But with anyone able to create an account and upload videos – and no real formula for what catches attention and goes viral – there are concerns about navigating the platform and how safe it could be to follow some of the guidance.
“I do worry. On my For You Page [TikTok’s personalised homepage] yesterday was a ‘wealth bro’ from America saying you should finance a car and invest that money instead,” said Laura.
“[He was] promising returns that aren’t going to happen, and when I see stuff like that it makes me uneasy.”
Searching for financial hashtags brings up a disclaimer from TikTok, reminding users that “all investments bring risks” and to never disclose personal information on the app.
It also gives tips on how to recognise if something is a scam, alongside a TikTok from Citizen’s Advice.
“I like, all of us, don’t give financial advice,” Ellie Austin-Williams from This Girl Talks Money told Sky News.
“And for a lot of people, this is a real misconception. A lot of people are like, ‘oh well I need a financial advisor on TikTok, to tell me what to do’.
“A financial advisor, no matter how qualified they are on TikTok cannot tell you what to do.
“They are not allowed to.”
‘I’m never going to sell you anything’
Like all social media platforms, Ellie said there is a “proliferation of scammers” out there who impersonate her account.
“It’s particularly bad in finance,” she said.
“I’m never going to sell you anything, I am never going to encourage you to trade.
“It’s just a case of having a bit of caution at the back of your mind that if something sounds too good to be true, then it is.”
Poku added that all the advice is based on their personal experiences, and while they “may push you in a way, or a direction, that we believe is the best”, both use disclaimers on their content, warning users to only invest what they can afford, or reminding them that no investment has guaranteed returns.
Less than 50 years ago, a woman couldn’t open a bank account in her own name. Now, female entrepreneurs are using their TikTok platforms to try to close that gender gap.
Laura Pomfret, and sister Holly Holland, began Financielle in 2016 when Laura was on maternity leave.

**Entries shown**

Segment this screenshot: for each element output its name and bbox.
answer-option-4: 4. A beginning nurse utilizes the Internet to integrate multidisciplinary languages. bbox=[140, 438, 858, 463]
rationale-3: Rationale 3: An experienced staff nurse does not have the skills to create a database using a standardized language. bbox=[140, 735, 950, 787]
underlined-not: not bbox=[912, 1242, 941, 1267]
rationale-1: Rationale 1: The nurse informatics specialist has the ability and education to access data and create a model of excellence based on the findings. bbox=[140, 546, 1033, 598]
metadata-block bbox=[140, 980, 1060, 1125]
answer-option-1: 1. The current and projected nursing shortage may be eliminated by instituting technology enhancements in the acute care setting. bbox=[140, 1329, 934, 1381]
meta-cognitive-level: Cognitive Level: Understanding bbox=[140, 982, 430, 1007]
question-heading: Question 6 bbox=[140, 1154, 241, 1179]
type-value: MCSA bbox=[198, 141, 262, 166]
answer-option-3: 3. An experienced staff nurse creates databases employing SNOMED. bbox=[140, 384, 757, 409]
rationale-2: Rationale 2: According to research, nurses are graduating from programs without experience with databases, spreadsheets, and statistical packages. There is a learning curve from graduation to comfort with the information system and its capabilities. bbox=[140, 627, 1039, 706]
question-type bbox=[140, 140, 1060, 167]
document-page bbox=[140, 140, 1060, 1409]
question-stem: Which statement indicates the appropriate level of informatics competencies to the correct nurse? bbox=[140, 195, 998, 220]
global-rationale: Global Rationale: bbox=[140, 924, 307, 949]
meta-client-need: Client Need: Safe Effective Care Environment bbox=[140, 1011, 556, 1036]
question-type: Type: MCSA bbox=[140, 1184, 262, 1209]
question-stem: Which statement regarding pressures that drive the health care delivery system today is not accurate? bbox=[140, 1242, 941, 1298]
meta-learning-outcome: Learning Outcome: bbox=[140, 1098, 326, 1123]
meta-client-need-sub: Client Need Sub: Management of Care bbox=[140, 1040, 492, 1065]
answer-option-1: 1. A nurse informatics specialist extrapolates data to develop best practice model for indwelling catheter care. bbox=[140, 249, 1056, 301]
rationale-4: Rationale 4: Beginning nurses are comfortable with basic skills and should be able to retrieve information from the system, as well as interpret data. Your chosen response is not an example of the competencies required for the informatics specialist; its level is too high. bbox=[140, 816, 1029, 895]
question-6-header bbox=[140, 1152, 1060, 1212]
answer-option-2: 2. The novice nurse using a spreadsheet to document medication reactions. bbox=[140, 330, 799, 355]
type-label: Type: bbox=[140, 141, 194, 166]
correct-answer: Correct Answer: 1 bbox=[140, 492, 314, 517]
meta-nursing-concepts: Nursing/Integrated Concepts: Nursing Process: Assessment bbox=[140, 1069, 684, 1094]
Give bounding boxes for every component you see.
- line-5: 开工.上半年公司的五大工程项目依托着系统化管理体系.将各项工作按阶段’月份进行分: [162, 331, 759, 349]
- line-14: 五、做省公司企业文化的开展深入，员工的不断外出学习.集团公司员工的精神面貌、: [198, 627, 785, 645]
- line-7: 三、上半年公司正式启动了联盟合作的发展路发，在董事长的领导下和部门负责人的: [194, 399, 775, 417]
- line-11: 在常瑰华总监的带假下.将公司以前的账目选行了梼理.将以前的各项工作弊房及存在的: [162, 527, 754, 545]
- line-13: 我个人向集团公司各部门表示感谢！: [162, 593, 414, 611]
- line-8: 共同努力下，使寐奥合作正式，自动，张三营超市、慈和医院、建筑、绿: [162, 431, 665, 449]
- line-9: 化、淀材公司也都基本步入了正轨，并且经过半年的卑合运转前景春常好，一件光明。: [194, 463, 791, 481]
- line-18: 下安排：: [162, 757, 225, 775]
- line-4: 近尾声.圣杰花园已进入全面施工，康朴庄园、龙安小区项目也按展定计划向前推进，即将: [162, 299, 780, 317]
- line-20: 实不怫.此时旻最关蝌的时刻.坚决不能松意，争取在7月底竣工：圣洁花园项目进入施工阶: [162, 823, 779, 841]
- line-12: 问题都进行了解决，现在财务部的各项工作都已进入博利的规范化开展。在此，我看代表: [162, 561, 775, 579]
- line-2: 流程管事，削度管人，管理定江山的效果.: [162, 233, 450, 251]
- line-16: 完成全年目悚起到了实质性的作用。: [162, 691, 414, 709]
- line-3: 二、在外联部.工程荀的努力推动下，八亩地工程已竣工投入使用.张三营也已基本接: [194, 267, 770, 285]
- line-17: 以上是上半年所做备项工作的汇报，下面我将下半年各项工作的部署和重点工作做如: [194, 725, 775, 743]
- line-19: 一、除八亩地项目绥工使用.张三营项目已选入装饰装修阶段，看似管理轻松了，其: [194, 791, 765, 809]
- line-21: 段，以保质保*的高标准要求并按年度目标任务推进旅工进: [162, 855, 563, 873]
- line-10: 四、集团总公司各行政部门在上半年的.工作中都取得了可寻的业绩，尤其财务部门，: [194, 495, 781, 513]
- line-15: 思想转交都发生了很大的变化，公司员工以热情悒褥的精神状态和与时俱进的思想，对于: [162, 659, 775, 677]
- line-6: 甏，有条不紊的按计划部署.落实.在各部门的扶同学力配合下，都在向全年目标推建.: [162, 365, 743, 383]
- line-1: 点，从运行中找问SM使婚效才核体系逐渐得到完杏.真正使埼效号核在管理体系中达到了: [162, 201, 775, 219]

**Work task 1**
Using the TikTok finance article, decide whether each statement agrees with it: (a) Ellie Austin-Williams says impersonation scams are especially common in finance; (b) searching for financial hashtags on TikTok brings up a disclaimer; (c) Financielle was started in 2018. Answer yes or no for each, quoting the deciding words.
**Work task 2**
Continue the TikTok finance article after its final sentence about how Financielle began.

**Answer 1**
(a) Yes: "It’s particularly bad in finance"
(b) Yes: "Searching for financial hashtags brings up a disclaimer from TikTok"
(c) No: "began Financielle in 2016 when Laura was on maternity leave"

**Answer 2**
From a northern working-class background, the former lawyer said she was “just rubbish with money as a graduate living in the city, spending everything I made” because she “never had any financial education”.
“It’s kind of concept of the female overload whether you’re a mother or a daughter or whether you kind of you’ve been left out or these conversations, money feels overwhelming,” the mother of three said.
TikTok, she said, appeals as a platform because you have to condense subjects down into short 60-second videos (although the app is now trialling longer content, shorter videos remain some of the most popular).
“We want things that are short and snappy, that can cut through the noise and tell it was like it is,” she said.
Amid the confusion of the last few months – with a mini-budget announced then scrapped, two new prime ministers and multiple chancellors – Laura said: “There was a huge amount of economic terms being bandied around, with people saying ‘I’m trying to make sure that I can pay my bills and I’m trying to work out what quantitative easing is or whether the interest rate thing is going to impact me or not’.”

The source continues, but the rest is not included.